**EXERCISE DESCRIPTION**
Please retype every entry as written, and keep the pictures out.

◇ ◇ ◇ ◇ ◇ ◇ ◇

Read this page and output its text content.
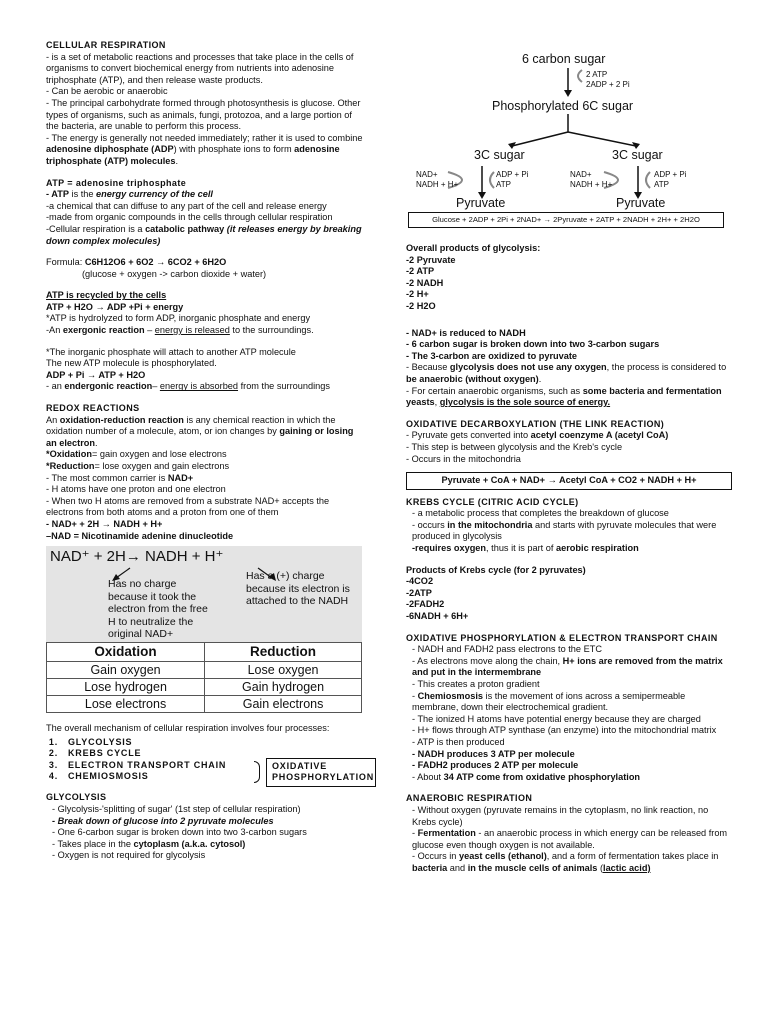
CELLULAR RESPIRATION
- is a set of metabolic reactions and processes that take place in the cells of organisms to convert biochemical energy from nutrients into adenosine triphosphate (ATP), and then release waste products.
- Can be aerobic or anaerobic
- The principal carbohydrate formed through photosynthesis is glucose. Other types of organisms, such as animals, fungi, protozoa, and a large portion of the bacteria, are unable to perform this process.
- The energy is generally not needed immediately; rather it is used to combine adenosine diphosphate (ADP) with phosphate ions to form adenosine triphosphate (ATP) molecules.
ATP = adenosine triphosphate
- ATP is the energy currency of the cell
-a chemical that can diffuse to any part of the cell and release energy
-made from organic compounds in the cells through cellular respiration
-Cellular respiration is a catabolic pathway (it releases energy by breaking down complex molecules)
Formula: C6H12O6 + 6O2 → 6CO2 + 6H2O
(glucose + oxygen -> carbon dioxide + water)
ATP is recycled by the cells
ATP + H2O → ADP +Pi + energy
*ATP is hydrolyzed to form ADP, inorganic phosphate and energy
-An exergonic reaction – energy is released to the surroundings.
*The inorganic phosphate will attach to another ATP molecule
The new ATP molecule is phosphorylated.
ADP + Pi → ATP + H2O
- an endergonic reaction– energy is absorbed from the surroundings
REDOX REACTIONS
An oxidation-reduction reaction is any chemical reaction in which the oxidation number of a molecule, atom, or ion changes by gaining or losing an electron.
*Oxidation= gain oxygen and lose electrons
*Reduction= lose oxygen and gain electrons
- The most common carrier is NAD+
- H atoms have one proton and one electron
- When two H atoms are removed from a substrate NAD+ accepts the electrons from both atoms and a proton from one of them
- NAD+ + 2H → NADH + H+
–NAD = Nicotinamide adenine dinucleotide
NAD⁺ + 2H→ NADH + H⁺
Has no charge because it took the electron from the free H to neutralize the original NAD+
Has a (+) charge because its electron is attached to the NADH
Oxidation	Reduction
Gain oxygen	Lose oxygen
Lose hydrogen	Gain hydrogen
Lose electrons	Gain electrons
The overall mechanism of cellular respiration involves four processes:
1.	GLYCOLYSIS
2.	KREBS CYCLE
3.	ELECTRON TRANSPORT CHAIN
4.	CHEMIOSMOSIS
OXIDATIVE PHOSPHORYLATION
GLYCOLYSIS
- Glycolysis-'splitting of sugar' (1st step of cellular respiration)
- Break down of glucose into 2 pyruvate molecules
- One 6-carbon sugar is broken down into two 3-carbon sugars
- Takes place in the cytoplasm (a.k.a. cytosol)
- Oxygen is not required for glycolysis
6 carbon sugar
2 ATP
2ADP + 2 Pi
Phosphorylated 6C sugar
3C sugar	3C sugar
NAD+
NADH + H+
ADP + Pi
ATP
NAD+
NADH + H+
ADP + Pi
ATP
Pyruvate	Pyruvate
Glucose + 2ADP + 2Pi + 2NAD+ → 2Pyruvate + 2ATP + 2NADH + 2H+ + 2H2O
Overall products of glycolysis:
-2 Pyruvate
-2 ATP
-2 NADH
-2 H+
-2 H2O
- NAD+ is reduced to NADH
- 6 carbon sugar is broken down into two 3-carbon sugars
- The 3-carbon are oxidized to pyruvate
- Because glycolysis does not use any oxygen, the process is considered to be anaerobic (without oxygen).
- For certain anaerobic organisms, such as some bacteria and fermentation yeasts, glycolysis is the sole source of energy.
OXIDATIVE DECARBOXYLATION (THE LINK REACTION)
- Pyruvate gets converted into acetyl coenzyme A (acetyl CoA)
- This step is between glycolysis and the Kreb's cycle
- Occurs in the mitochondria
Pyruvate + CoA + NAD+ → Acetyl CoA + CO2 + NADH + H+
KREBS CYCLE (CITRIC ACID CYCLE)
- a metabolic process that completes the breakdown of glucose
- occurs in the mitochondria and starts with pyruvate molecules that were produced in glycolysis
-requires oxygen, thus it is part of aerobic respiration
Products of Krebs cycle (for 2 pyruvates)
-4CO2
-2ATP
-2FADH2
-6NADH + 6H+
OXIDATIVE PHOSPHORYLATION & ELECTRON TRANSPORT CHAIN
- NADH and FADH2 pass electrons to the ETC
- As electrons move along the chain, H+ ions are removed from the matrix and put in the intermembrane
- This creates a proton gradient
- Chemiosmosis is the movement of ions across a semipermeable membrane, down their electrochemical gradient.
- The ionized H atoms have potential energy because they are charged
- H+ flows through ATP synthase (an enzyme) into the mitochondrial matrix
- ATP is then produced
- NADH produces 3 ATP per molecule
- FADH2 produces 2 ATP per molecule
- About 34 ATP come from oxidative phosphorylation
ANAEROBIC RESPIRATION
- Without oxygen (pyruvate remains in the cytoplasm, no link reaction, no Krebs cycle)
- Fermentation - an anaerobic process in which energy can be released from glucose even though oxygen is not available.
- Occurs in yeast cells (ethanol), and a form of fermentation takes place in bacteria and in the muscle cells of animals (lactic acid)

◇ ◇ ◇ ◇ ◇ ◇ ◇

**RESULT OF THIS TASK**
Read this page and output its text content.
CELLULAR RESPIRATION
- is a set of metabolic reactions and processes that take place in the cells of organisms to convert biochemical energy from nutrients into adenosine triphosphate (ATP), and then release waste products.
- Can be aerobic or anaerobic
- The principal carbohydrate formed through photosynthesis is glucose. Other types of organisms, such as animals, fungi, protozoa, and a large portion of the bacteria, are unable to perform this process.
- The energy is generally not needed immediately; rather it is used to combine adenosine diphosphate (ADP) with phosphate ions to form adenosine triphosphate (ATP) molecules.
ATP = adenosine triphosphate
- ATP is the energy currency of the cell
-a chemical that can diffuse to any part of the cell and release energy
-made from organic compounds in the cells through cellular respiration
-Cellular respiration is a catabolic pathway (it releases energy by breaking down complex molecules)
Formula: C6H12O6 + 6O2 → 6CO2 + 6H2O
(glucose + oxygen -> carbon dioxide + water)
ATP is recycled by the cells
ATP + H2O → ADP +Pi + energy
*ATP is hydrolyzed to form ADP, inorganic phosphate and energy
-An exergonic reaction – energy is released to the surroundings.
*The inorganic phosphate will attach to another ATP molecule
The new ATP molecule is phosphorylated.
ADP + Pi → ATP + H2O
- an endergonic reaction– energy is absorbed from the surroundings
REDOX REACTIONS
An oxidation-reduction reaction is any chemical reaction in which the oxidation number of a molecule, atom, or ion changes by gaining or losing an electron.
*Oxidation= gain oxygen and lose electrons
*Reduction= lose oxygen and gain electrons
- The most common carrier is NAD+
- H atoms have one proton and one electron
- When two H atoms are removed from a substrate NAD+ accepts the electrons from both atoms and a proton from one of them
- NAD+ + 2H → NADH + H+
–NAD = Nicotinamide adenine dinucleotide
NAD⁺ + 2H→ NADH + H⁺
Has no charge because it took the electron from the free H to neutralize the original NAD+
Has a (+) charge because its electron is attached to the NADH
Oxidation	Reduction
Gain oxygen	Lose oxygen
Lose hydrogen	Gain hydrogen
Lose electrons	Gain electrons
The overall mechanism of cellular respiration involves four processes:
1.	GLYCOLYSIS
2.	KREBS CYCLE
3.	ELECTRON TRANSPORT CHAIN
4.	CHEMIOSMOSIS
OXIDATIVE PHOSPHORYLATION
GLYCOLYSIS
- Glycolysis-'splitting of sugar' (1st step of cellular respiration)
- Break down of glucose into 2 pyruvate molecules
- One 6-carbon sugar is broken down into two 3-carbon sugars
- Takes place in the cytoplasm (a.k.a. cytosol)
- Oxygen is not required for glycolysis
6 carbon sugar
2 ATP
2ADP + 2 Pi
Phosphorylated 6C sugar
3C sugar	3C sugar
NAD+
NADH + H+
ADP + Pi
ATP
NAD+
NADH + H+
ADP + Pi
ATP
Pyruvate	Pyruvate
Glucose + 2ADP + 2Pi + 2NAD+ → 2Pyruvate + 2ATP + 2NADH + 2H+ + 2H2O
Overall products of glycolysis:
-2 Pyruvate
-2 ATP
-2 NADH
-2 H+
-2 H2O
- NAD+ is reduced to NADH
- 6 carbon sugar is broken down into two 3-carbon sugars
- The 3-carbon are oxidized to pyruvate
- Because glycolysis does not use any oxygen, the process is considered to be anaerobic (without oxygen).
- For certain anaerobic organisms, such as some bacteria and fermentation yeasts, glycolysis is the sole source of energy.
OXIDATIVE DECARBOXYLATION (THE LINK REACTION)
- Pyruvate gets converted into acetyl coenzyme A (acetyl CoA)
- This step is between glycolysis and the Kreb's cycle
- Occurs in the mitochondria
Pyruvate + CoA + NAD+ → Acetyl CoA + CO2 + NADH + H+
KREBS CYCLE (CITRIC ACID CYCLE)
- a metabolic process that completes the breakdown of glucose
- occurs in the mitochondria and starts with pyruvate molecules that were produced in glycolysis
-requires oxygen, thus it is part of aerobic respiration
Products of Krebs cycle (for 2 pyruvates)
-4CO2
-2ATP
-2FADH2
-6NADH + 6H+
OXIDATIVE PHOSPHORYLATION & ELECTRON TRANSPORT CHAIN
- NADH and FADH2 pass electrons to the ETC
- As electrons move along the chain, H+ ions are removed from the matrix and put in the intermembrane
- This creates a proton gradient
- Chemiosmosis is the movement of ions across a semipermeable membrane, down their electrochemical gradient.
- The ionized H atoms have potential energy because they are charged
- H+ flows through ATP synthase (an enzyme) into the mitochondrial matrix
- ATP is then produced
- NADH produces 3 ATP per molecule
- FADH2 produces 2 ATP per molecule
- About 34 ATP come from oxidative phosphorylation
ANAEROBIC RESPIRATION
- Without oxygen (pyruvate remains in the cytoplasm, no link reaction, no Krebs cycle)
- Fermentation - an anaerobic process in which energy can be released from glucose even though oxygen is not available.
- Occurs in yeast cells (ethanol), and a form of fermentation takes place in bacteria and in the muscle cells of animals (lactic acid)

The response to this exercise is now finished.